■ GIVEN PROBLEM: Every entry below should be repeated exactly; the pictures should not.
---
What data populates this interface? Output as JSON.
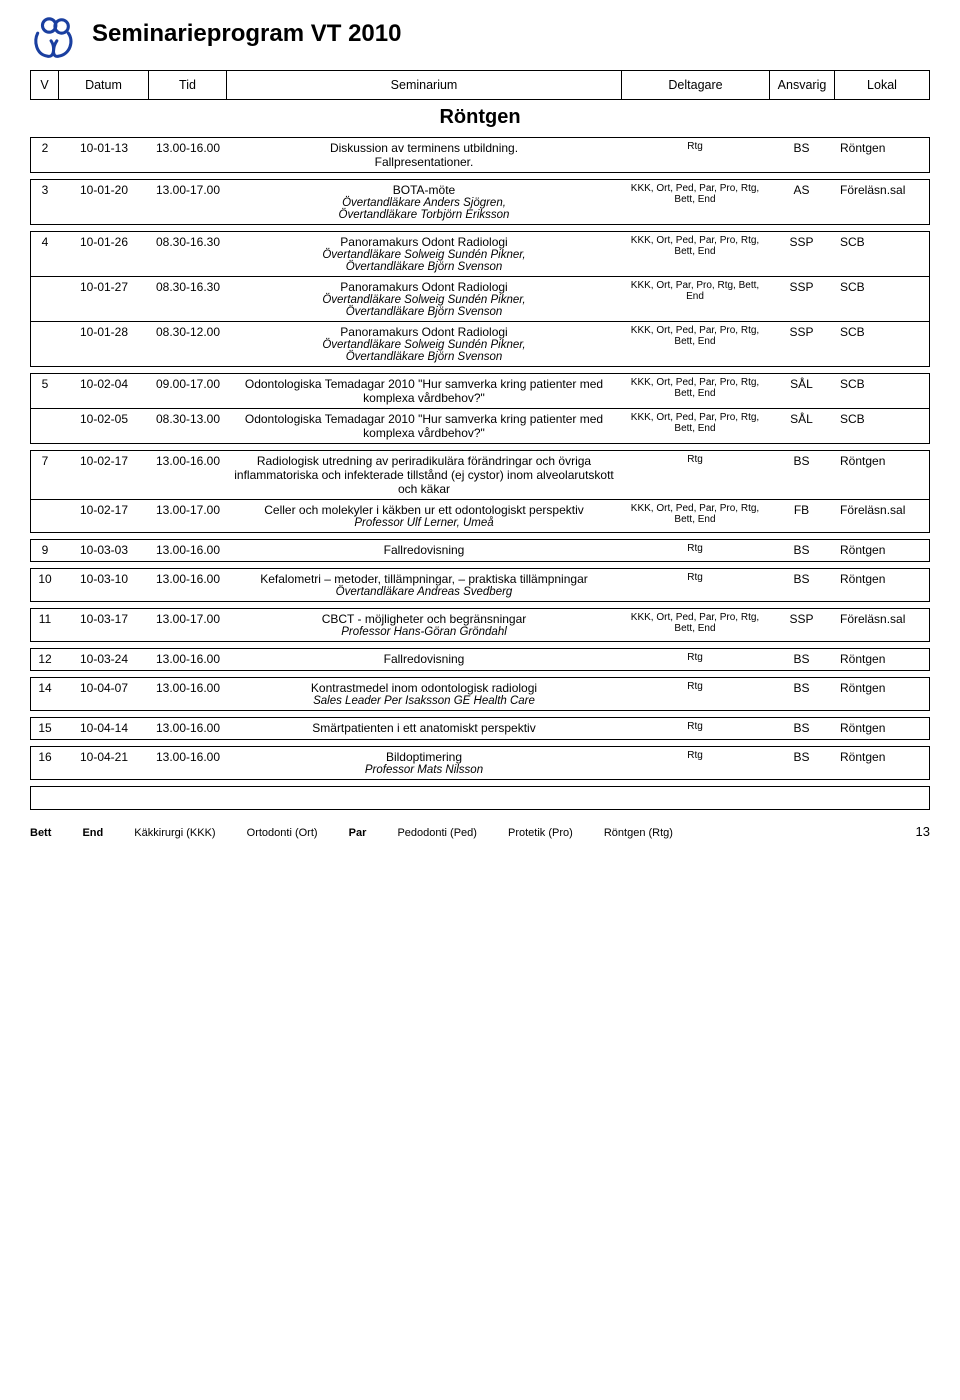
{
  "page_title": "Seminarieprogram VT 2010",
  "section_title": "Röntgen",
  "columns": {
    "v": "V",
    "datum": "Datum",
    "tid": "Tid",
    "sem": "Seminarium",
    "del": "Deltagare",
    "ans": "Ansvarig",
    "lok": "Lokal"
  },
  "blocks": [
    {
      "rows": [
        {
          "v": "2",
          "date": "10-01-13",
          "tid": "13.00-16.00",
          "sem": "Diskussion av terminens utbildning.\nFallpresentationer.",
          "del": "Rtg",
          "ans": "BS",
          "lok": "Röntgen"
        }
      ]
    },
    {
      "rows": [
        {
          "v": "3",
          "date": "10-01-20",
          "tid": "13.00-17.00",
          "sem": "BOTA-möte",
          "sub": "Övertandläkare Anders Sjögren,\nÖvertandläkare Torbjörn Eriksson",
          "del": "KKK, Ort, Ped, Par, Pro, Rtg, Bett, End",
          "ans": "AS",
          "lok": "Föreläsn.sal"
        }
      ]
    },
    {
      "rows": [
        {
          "v": "4",
          "date": "10-01-26",
          "tid": "08.30-16.30",
          "sem": "Panoramakurs Odont Radiologi",
          "sub": "Övertandläkare Solweig Sundén Pikner,\nÖvertandläkare Björn Svenson",
          "del": "KKK, Ort, Ped, Par, Pro, Rtg, Bett, End",
          "ans": "SSP",
          "lok": "SCB"
        },
        {
          "v": "",
          "date": "10-01-27",
          "tid": "08.30-16.30",
          "sem": "Panoramakurs Odont Radiologi",
          "sub": "Övertandläkare Solweig Sundén Pikner,\nÖvertandläkare Björn Svenson",
          "del": "KKK, Ort, Par, Pro, Rtg, Bett, End",
          "ans": "SSP",
          "lok": "SCB"
        },
        {
          "v": "",
          "date": "10-01-28",
          "tid": "08.30-12.00",
          "sem": "Panoramakurs Odont Radiologi",
          "sub": "Övertandläkare Solweig Sundén Pikner,\nÖvertandläkare Björn Svenson",
          "del": "KKK, Ort, Ped, Par, Pro, Rtg, Bett, End",
          "ans": "SSP",
          "lok": "SCB"
        }
      ]
    },
    {
      "rows": [
        {
          "v": "5",
          "date": "10-02-04",
          "tid": "09.00-17.00",
          "sem": "Odontologiska Temadagar 2010 \"Hur samverka kring patienter med komplexa vårdbehov?\"",
          "del": "KKK, Ort, Ped, Par, Pro, Rtg, Bett, End",
          "ans": "SÅL",
          "lok": "SCB"
        },
        {
          "v": "",
          "date": "10-02-05",
          "tid": "08.30-13.00",
          "sem": "Odontologiska Temadagar 2010 \"Hur samverka kring patienter med komplexa vårdbehov?\"",
          "del": "KKK, Ort, Ped, Par, Pro, Rtg, Bett, End",
          "ans": "SÅL",
          "lok": "SCB"
        }
      ]
    },
    {
      "rows": [
        {
          "v": "7",
          "date": "10-02-17",
          "tid": "13.00-16.00",
          "sem": "Radiologisk utredning av periradikulära förändringar och övriga inflammatoriska och infekterade tillstånd (ej cystor) inom alveolarutskott och käkar",
          "del": "Rtg",
          "ans": "BS",
          "lok": "Röntgen"
        },
        {
          "v": "",
          "date": "10-02-17",
          "tid": "13.00-17.00",
          "sem": "Celler och molekyler i käkben ur ett odontologiskt perspektiv",
          "sub": "Professor Ulf Lerner, Umeå",
          "del": "KKK, Ort, Ped, Par, Pro, Rtg, Bett, End",
          "ans": "FB",
          "lok": "Föreläsn.sal"
        }
      ]
    },
    {
      "rows": [
        {
          "v": "9",
          "date": "10-03-03",
          "tid": "13.00-16.00",
          "sem": "Fallredovisning",
          "del": "Rtg",
          "ans": "BS",
          "lok": "Röntgen"
        }
      ]
    },
    {
      "rows": [
        {
          "v": "10",
          "date": "10-03-10",
          "tid": "13.00-16.00",
          "sem": "Kefalometri – metoder, tillämpningar, – praktiska tillämpningar",
          "sub": "Övertandläkare Andreas Svedberg",
          "del": "Rtg",
          "ans": "BS",
          "lok": "Röntgen"
        }
      ]
    },
    {
      "rows": [
        {
          "v": "11",
          "date": "10-03-17",
          "tid": "13.00-17.00",
          "sem": "CBCT - möjligheter och begränsningar",
          "sub": "Professor Hans-Göran Gröndahl",
          "del": "KKK, Ort, Ped, Par, Pro, Rtg, Bett, End",
          "ans": "SSP",
          "lok": "Föreläsn.sal"
        }
      ]
    },
    {
      "rows": [
        {
          "v": "12",
          "date": "10-03-24",
          "tid": "13.00-16.00",
          "sem": "Fallredovisning",
          "del": "Rtg",
          "ans": "BS",
          "lok": "Röntgen"
        }
      ]
    },
    {
      "rows": [
        {
          "v": "14",
          "date": "10-04-07",
          "tid": "13.00-16.00",
          "sem": "Kontrastmedel inom odontologisk radiologi",
          "sub": "Sales Leader Per Isaksson GE Health Care",
          "del": "Rtg",
          "ans": "BS",
          "lok": "Röntgen"
        }
      ]
    },
    {
      "rows": [
        {
          "v": "15",
          "date": "10-04-14",
          "tid": "13.00-16.00",
          "sem": "Smärtpatienten i ett anatomiskt perspektiv",
          "del": "Rtg",
          "ans": "BS",
          "lok": "Röntgen"
        }
      ]
    },
    {
      "rows": [
        {
          "v": "16",
          "date": "10-04-21",
          "tid": "13.00-16.00",
          "sem": "Bildoptimering",
          "sub": "Professor Mats Nilsson",
          "del": "Rtg",
          "ans": "BS",
          "lok": "Röntgen"
        }
      ]
    }
  ],
  "legend": [
    {
      "b": "Bett",
      "t": ""
    },
    {
      "b": "End",
      "t": ""
    },
    {
      "b": "",
      "t": "Käkkirurgi (KKK)"
    },
    {
      "b": "",
      "t": "Ortodonti (Ort)"
    },
    {
      "b": "Par",
      "t": ""
    },
    {
      "b": "",
      "t": "Pedodonti (Ped)"
    },
    {
      "b": "",
      "t": "Protetik (Pro)"
    },
    {
      "b": "",
      "t": "Röntgen (Rtg)"
    }
  ],
  "page_number": "13"
}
---
■ TASK RESPONSE:
What data populates this interface? Output as JSON.
{
  "page_title": "Seminarieprogram VT 2010",
  "section_title": "Röntgen",
  "columns": {
    "v": "V",
    "datum": "Datum",
    "tid": "Tid",
    "sem": "Seminarium",
    "del": "Deltagare",
    "ans": "Ansvarig",
    "lok": "Lokal"
  },
  "blocks": [
    {
      "rows": [
        {
          "v": "2",
          "date": "10-01-13",
          "tid": "13.00-16.00",
          "sem": "Diskussion av terminens utbildning.\nFallpresentationer.",
          "del": "Rtg",
          "ans": "BS",
          "lok": "Röntgen"
        }
      ]
    },
    {
      "rows": [
        {
          "v": "3",
          "date": "10-01-20",
          "tid": "13.00-17.00",
          "sem": "BOTA-möte",
          "sub": "Övertandläkare Anders Sjögren,\nÖvertandläkare Torbjörn Eriksson",
          "del": "KKK, Ort, Ped, Par, Pro, Rtg, Bett, End",
          "ans": "AS",
          "lok": "Föreläsn.sal"
        }
      ]
    },
    {
      "rows": [
        {
          "v": "4",
          "date": "10-01-26",
          "tid": "08.30-16.30",
          "sem": "Panoramakurs Odont Radiologi",
          "sub": "Övertandläkare Solweig Sundén Pikner,\nÖvertandläkare Björn Svenson",
          "del": "KKK, Ort, Ped, Par, Pro, Rtg, Bett, End",
          "ans": "SSP",
          "lok": "SCB"
        },
        {
          "v": "",
          "date": "10-01-27",
          "tid": "08.30-16.30",
          "sem": "Panoramakurs Odont Radiologi",
          "sub": "Övertandläkare Solweig Sundén Pikner,\nÖvertandläkare Björn Svenson",
          "del": "KKK, Ort, Par, Pro, Rtg, Bett, End",
          "ans": "SSP",
          "lok": "SCB"
        },
        {
          "v": "",
          "date": "10-01-28",
          "tid": "08.30-12.00",
          "sem": "Panoramakurs Odont Radiologi",
          "sub": "Övertandläkare Solweig Sundén Pikner,\nÖvertandläkare Björn Svenson",
          "del": "KKK, Ort, Ped, Par, Pro, Rtg, Bett, End",
          "ans": "SSP",
          "lok": "SCB"
        }
      ]
    },
    {
      "rows": [
        {
          "v": "5",
          "date": "10-02-04",
          "tid": "09.00-17.00",
          "sem": "Odontologiska Temadagar 2010 \"Hur samverka kring patienter med komplexa vårdbehov?\"",
          "del": "KKK, Ort, Ped, Par, Pro, Rtg, Bett, End",
          "ans": "SÅL",
          "lok": "SCB"
        },
        {
          "v": "",
          "date": "10-02-05",
          "tid": "08.30-13.00",
          "sem": "Odontologiska Temadagar 2010 \"Hur samverka kring patienter med komplexa vårdbehov?\"",
          "del": "KKK, Ort, Ped, Par, Pro, Rtg, Bett, End",
          "ans": "SÅL",
          "lok": "SCB"
        }
      ]
    },
    {
      "rows": [
        {
          "v": "7",
          "date": "10-02-17",
          "tid": "13.00-16.00",
          "sem": "Radiologisk utredning av periradikulära förändringar och övriga inflammatoriska och infekterade tillstånd (ej cystor) inom alveolarutskott och käkar",
          "del": "Rtg",
          "ans": "BS",
          "lok": "Röntgen"
        },
        {
          "v": "",
          "date": "10-02-17",
          "tid": "13.00-17.00",
          "sem": "Celler och molekyler i käkben ur ett odontologiskt perspektiv",
          "sub": "Professor Ulf Lerner, Umeå",
          "del": "KKK, Ort, Ped, Par, Pro, Rtg, Bett, End",
          "ans": "FB",
          "lok": "Föreläsn.sal"
        }
      ]
    },
    {
      "rows": [
        {
          "v": "9",
          "date": "10-03-03",
          "tid": "13.00-16.00",
          "sem": "Fallredovisning",
          "del": "Rtg",
          "ans": "BS",
          "lok": "Röntgen"
        }
      ]
    },
    {
      "rows": [
        {
          "v": "10",
          "date": "10-03-10",
          "tid": "13.00-16.00",
          "sem": "Kefalometri – metoder, tillämpningar, – praktiska tillämpningar",
          "sub": "Övertandläkare Andreas Svedberg",
          "del": "Rtg",
          "ans": "BS",
          "lok": "Röntgen"
        }
      ]
    },
    {
      "rows": [
        {
          "v": "11",
          "date": "10-03-17",
          "tid": "13.00-17.00",
          "sem": "CBCT - möjligheter och begränsningar",
          "sub": "Professor Hans-Göran Gröndahl",
          "del": "KKK, Ort, Ped, Par, Pro, Rtg, Bett, End",
          "ans": "SSP",
          "lok": "Föreläsn.sal"
        }
      ]
    },
    {
      "rows": [
        {
          "v": "12",
          "date": "10-03-24",
          "tid": "13.00-16.00",
          "sem": "Fallredovisning",
          "del": "Rtg",
          "ans": "BS",
          "lok": "Röntgen"
        }
      ]
    },
    {
      "rows": [
        {
          "v": "14",
          "date": "10-04-07",
          "tid": "13.00-16.00",
          "sem": "Kontrastmedel inom odontologisk radiologi",
          "sub": "Sales Leader Per Isaksson GE Health Care",
          "del": "Rtg",
          "ans": "BS",
          "lok": "Röntgen"
        }
      ]
    },
    {
      "rows": [
        {
          "v": "15",
          "date": "10-04-14",
          "tid": "13.00-16.00",
          "sem": "Smärtpatienten i ett anatomiskt perspektiv",
          "del": "Rtg",
          "ans": "BS",
          "lok": "Röntgen"
        }
      ]
    },
    {
      "rows": [
        {
          "v": "16",
          "date": "10-04-21",
          "tid": "13.00-16.00",
          "sem": "Bildoptimering",
          "sub": "Professor Mats Nilsson",
          "del": "Rtg",
          "ans": "BS",
          "lok": "Röntgen"
        }
      ]
    }
  ],
  "legend": [
    {
      "b": "Bett",
      "t": ""
    },
    {
      "b": "End",
      "t": ""
    },
    {
      "b": "",
      "t": "Käkkirurgi (KKK)"
    },
    {
      "b": "",
      "t": "Ortodonti (Ort)"
    },
    {
      "b": "Par",
      "t": ""
    },
    {
      "b": "",
      "t": "Pedodonti (Ped)"
    },
    {
      "b": "",
      "t": "Protetik (Pro)"
    },
    {
      "b": "",
      "t": "Röntgen (Rtg)"
    }
  ],
  "page_number": "13"
}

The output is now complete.